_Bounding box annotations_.
★ ★ ★

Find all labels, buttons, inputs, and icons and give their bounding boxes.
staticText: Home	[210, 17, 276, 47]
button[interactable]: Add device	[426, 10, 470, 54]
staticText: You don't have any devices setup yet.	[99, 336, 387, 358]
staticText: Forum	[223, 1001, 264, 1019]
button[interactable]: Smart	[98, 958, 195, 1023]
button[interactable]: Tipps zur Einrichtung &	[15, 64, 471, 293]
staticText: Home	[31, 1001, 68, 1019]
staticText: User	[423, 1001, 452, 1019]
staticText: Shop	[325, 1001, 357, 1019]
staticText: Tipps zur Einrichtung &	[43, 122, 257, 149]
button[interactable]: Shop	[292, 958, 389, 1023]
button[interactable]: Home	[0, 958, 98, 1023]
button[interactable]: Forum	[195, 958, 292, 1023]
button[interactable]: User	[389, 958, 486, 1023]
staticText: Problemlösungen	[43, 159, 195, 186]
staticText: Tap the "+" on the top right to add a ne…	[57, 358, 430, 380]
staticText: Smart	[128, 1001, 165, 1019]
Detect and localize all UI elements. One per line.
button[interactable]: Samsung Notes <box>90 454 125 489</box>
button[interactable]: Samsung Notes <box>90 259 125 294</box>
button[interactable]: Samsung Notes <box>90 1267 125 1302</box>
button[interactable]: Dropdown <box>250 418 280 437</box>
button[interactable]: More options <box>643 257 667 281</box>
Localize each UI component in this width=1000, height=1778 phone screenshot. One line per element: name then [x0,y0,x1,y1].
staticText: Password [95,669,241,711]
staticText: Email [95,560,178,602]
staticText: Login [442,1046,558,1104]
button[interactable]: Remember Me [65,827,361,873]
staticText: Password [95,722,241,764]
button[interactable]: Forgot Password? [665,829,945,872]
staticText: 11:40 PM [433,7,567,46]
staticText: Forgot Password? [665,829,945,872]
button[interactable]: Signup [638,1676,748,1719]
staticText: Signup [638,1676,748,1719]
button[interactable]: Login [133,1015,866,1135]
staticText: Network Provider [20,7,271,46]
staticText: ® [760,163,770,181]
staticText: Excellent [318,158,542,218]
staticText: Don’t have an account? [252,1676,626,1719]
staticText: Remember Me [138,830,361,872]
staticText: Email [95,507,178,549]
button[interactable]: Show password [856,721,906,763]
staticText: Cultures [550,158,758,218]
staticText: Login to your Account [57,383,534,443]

★ ★ ★

_Do this_.
Write out every line of the items above, copying each one character for character.

_Output for this exercise_.
Find all labels, buttons, inputs, and icons and give their bounding boxes.
staticText: Home	[210, 17, 276, 47]
button[interactable]: Add device	[426, 10, 470, 54]
staticText: You don't have any devices setup yet.	[99, 336, 387, 358]
staticText: Forum	[223, 1001, 264, 1019]
button[interactable]: Smart	[98, 958, 195, 1023]
button[interactable]: Tipps zur Einrichtung &	[15, 64, 471, 293]
staticText: Home	[31, 1001, 68, 1019]
staticText: User	[423, 1001, 452, 1019]
staticText: Shop	[325, 1001, 357, 1019]
staticText: Tipps zur Einrichtung &	[43, 122, 257, 149]
button[interactable]: Shop	[292, 958, 389, 1023]
button[interactable]: Home	[0, 958, 98, 1023]
button[interactable]: Forum	[195, 958, 292, 1023]
button[interactable]: User	[389, 958, 486, 1023]
staticText: Problemlösungen	[43, 159, 195, 186]
staticText: Tap the "+" on the top right to add a ne…	[57, 358, 430, 380]
staticText: Smart	[128, 1001, 165, 1019]
Detect and localize all UI elements. One per line.
button[interactable]: Samsung Notes <box>90 454 125 489</box>
button[interactable]: Samsung Notes <box>90 259 125 294</box>
button[interactable]: Samsung Notes <box>90 1267 125 1302</box>
button[interactable]: Dropdown <box>250 418 280 437</box>
button[interactable]: More options <box>643 257 667 281</box>
Localize each UI component in this width=1000, height=1778 phone screenshot. One line per element: name then [x0,y0,x1,y1].
staticText: Password [95,669,241,711]
staticText: Email [95,560,178,602]
staticText: Login [442,1046,558,1104]
button[interactable]: Remember Me [65,827,361,873]
staticText: Password [95,722,241,764]
button[interactable]: Forgot Password? [665,829,945,872]
staticText: 11:40 PM [433,7,567,46]
staticText: Forgot Password? [665,829,945,872]
button[interactable]: Signup [638,1676,748,1719]
staticText: Signup [638,1676,748,1719]
button[interactable]: Login [133,1015,866,1135]
staticText: Network Provider [20,7,271,46]
staticText: ® [760,163,770,181]
staticText: Excellent [318,158,542,218]
staticText: Don’t have an account? [252,1676,626,1719]
staticText: Remember Me [138,830,361,872]
staticText: Email [95,507,178,549]
button[interactable]: Show password [856,721,906,763]
staticText: Cultures [550,158,758,218]
staticText: Login to your Account [57,383,534,443]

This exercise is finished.